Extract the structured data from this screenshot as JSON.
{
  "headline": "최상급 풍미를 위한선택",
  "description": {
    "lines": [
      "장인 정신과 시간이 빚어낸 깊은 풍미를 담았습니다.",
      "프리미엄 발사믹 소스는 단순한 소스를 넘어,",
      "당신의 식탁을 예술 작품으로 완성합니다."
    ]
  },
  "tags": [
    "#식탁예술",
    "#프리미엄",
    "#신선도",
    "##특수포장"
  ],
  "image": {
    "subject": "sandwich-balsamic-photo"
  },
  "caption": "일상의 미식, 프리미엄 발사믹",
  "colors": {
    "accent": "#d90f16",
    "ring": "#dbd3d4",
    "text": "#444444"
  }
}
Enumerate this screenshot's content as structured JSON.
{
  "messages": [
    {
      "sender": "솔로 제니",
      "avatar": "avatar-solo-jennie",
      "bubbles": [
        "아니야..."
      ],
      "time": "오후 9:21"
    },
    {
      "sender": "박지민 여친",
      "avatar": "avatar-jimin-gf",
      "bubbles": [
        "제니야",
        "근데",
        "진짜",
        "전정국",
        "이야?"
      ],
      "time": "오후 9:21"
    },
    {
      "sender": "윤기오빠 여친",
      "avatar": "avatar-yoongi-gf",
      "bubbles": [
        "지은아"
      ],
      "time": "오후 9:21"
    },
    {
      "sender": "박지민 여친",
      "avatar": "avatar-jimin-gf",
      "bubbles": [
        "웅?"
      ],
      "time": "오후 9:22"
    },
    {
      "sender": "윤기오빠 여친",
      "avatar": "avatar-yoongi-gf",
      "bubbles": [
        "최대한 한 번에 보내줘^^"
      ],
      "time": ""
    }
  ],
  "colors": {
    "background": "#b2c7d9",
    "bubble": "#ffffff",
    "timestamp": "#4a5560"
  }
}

========================================

■ Exercise directions ■
Transcribe the material exactly as it reads.

■ Right answer ■
Extract the structured data from this screenshot as JSON.
{
  "headline": "최상급 풍미를 위한선택",
  "description": {
    "lines": [
      "장인 정신과 시간이 빚어낸 깊은 풍미를 담았습니다.",
      "프리미엄 발사믹 소스는 단순한 소스를 넘어,",
      "당신의 식탁을 예술 작품으로 완성합니다."
    ]
  },
  "tags": [
    "#식탁예술",
    "#프리미엄",
    "#신선도",
    "##특수포장"
  ],
  "image": {
    "subject": "sandwich-balsamic-photo"
  },
  "caption": "일상의 미식, 프리미엄 발사믹",
  "colors": {
    "accent": "#d90f16",
    "ring": "#dbd3d4",
    "text": "#444444"
  }
}
Enumerate this screenshot's content as structured JSON.
{
  "messages": [
    {
      "sender": "솔로 제니",
      "avatar": "avatar-solo-jennie",
      "bubbles": [
        "아니야..."
      ],
      "time": "오후 9:21"
    },
    {
      "sender": "박지민 여친",
      "avatar": "avatar-jimin-gf",
      "bubbles": [
        "제니야",
        "근데",
        "진짜",
        "전정국",
        "이야?"
      ],
      "time": "오후 9:21"
    },
    {
      "sender": "윤기오빠 여친",
      "avatar": "avatar-yoongi-gf",
      "bubbles": [
        "지은아"
      ],
      "time": "오후 9:21"
    },
    {
      "sender": "박지민 여친",
      "avatar": "avatar-jimin-gf",
      "bubbles": [
        "웅?"
      ],
      "time": "오후 9:22"
    },
    {
      "sender": "윤기오빠 여친",
      "avatar": "avatar-yoongi-gf",
      "bubbles": [
        "최대한 한 번에 보내줘^^"
      ],
      "time": ""
    }
  ],
  "colors": {
    "background": "#b2c7d9",
    "bubble": "#ffffff",
    "timestamp": "#4a5560"
  }
}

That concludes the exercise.